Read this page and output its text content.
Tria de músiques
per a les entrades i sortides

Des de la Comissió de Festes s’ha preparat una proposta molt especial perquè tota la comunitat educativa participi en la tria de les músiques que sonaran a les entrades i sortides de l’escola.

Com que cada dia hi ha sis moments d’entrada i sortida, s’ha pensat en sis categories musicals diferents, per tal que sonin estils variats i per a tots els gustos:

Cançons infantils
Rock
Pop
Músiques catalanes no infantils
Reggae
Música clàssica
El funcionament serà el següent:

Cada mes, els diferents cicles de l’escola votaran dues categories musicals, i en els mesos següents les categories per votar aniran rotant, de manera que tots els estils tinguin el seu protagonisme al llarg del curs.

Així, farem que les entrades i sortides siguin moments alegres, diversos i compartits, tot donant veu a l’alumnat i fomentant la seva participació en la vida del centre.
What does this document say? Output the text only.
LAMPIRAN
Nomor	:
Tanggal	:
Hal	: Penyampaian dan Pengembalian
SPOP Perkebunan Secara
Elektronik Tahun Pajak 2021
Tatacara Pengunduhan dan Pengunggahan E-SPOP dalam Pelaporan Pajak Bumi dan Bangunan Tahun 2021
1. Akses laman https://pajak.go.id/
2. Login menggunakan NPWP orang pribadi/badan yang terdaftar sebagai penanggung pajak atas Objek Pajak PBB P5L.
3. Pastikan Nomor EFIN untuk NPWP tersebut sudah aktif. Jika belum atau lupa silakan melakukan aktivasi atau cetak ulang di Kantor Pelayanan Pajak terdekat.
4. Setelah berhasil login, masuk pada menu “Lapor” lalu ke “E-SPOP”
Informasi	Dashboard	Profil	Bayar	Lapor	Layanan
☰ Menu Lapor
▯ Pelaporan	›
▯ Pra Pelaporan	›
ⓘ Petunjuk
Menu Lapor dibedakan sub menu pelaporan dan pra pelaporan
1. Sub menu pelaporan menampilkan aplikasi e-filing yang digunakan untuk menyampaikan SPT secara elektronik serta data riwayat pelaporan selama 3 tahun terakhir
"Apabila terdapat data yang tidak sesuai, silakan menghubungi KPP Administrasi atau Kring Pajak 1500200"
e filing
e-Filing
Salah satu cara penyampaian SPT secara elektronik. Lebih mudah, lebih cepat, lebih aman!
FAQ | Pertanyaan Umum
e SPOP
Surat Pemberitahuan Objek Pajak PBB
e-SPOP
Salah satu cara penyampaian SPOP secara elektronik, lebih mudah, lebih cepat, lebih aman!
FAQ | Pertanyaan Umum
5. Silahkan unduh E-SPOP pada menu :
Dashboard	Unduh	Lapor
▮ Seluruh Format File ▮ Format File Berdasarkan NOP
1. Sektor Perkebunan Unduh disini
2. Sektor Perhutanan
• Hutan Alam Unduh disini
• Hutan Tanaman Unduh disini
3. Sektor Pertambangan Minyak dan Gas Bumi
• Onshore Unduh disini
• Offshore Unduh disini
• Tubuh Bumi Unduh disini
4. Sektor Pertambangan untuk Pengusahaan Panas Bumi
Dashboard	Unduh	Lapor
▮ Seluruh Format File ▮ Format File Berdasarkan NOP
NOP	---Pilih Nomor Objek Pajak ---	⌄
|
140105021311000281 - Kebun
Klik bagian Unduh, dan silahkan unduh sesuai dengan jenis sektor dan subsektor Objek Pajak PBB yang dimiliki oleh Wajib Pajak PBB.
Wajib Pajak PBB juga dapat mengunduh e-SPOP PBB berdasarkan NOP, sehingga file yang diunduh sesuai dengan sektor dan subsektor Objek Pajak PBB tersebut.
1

Brief: Pick out each line containing "Nomor" and report it.

Full output:
Nomor	:
3. Pastikan Nomor EFIN untuk NPWP tersebut sudah aktif. Jika belum atau lupa silakan melakukan aktivasi atau cetak ulang di Kantor Pelayanan Pajak terdekat.
NOP	---Pilih Nomor Objek Pajak ---	⌄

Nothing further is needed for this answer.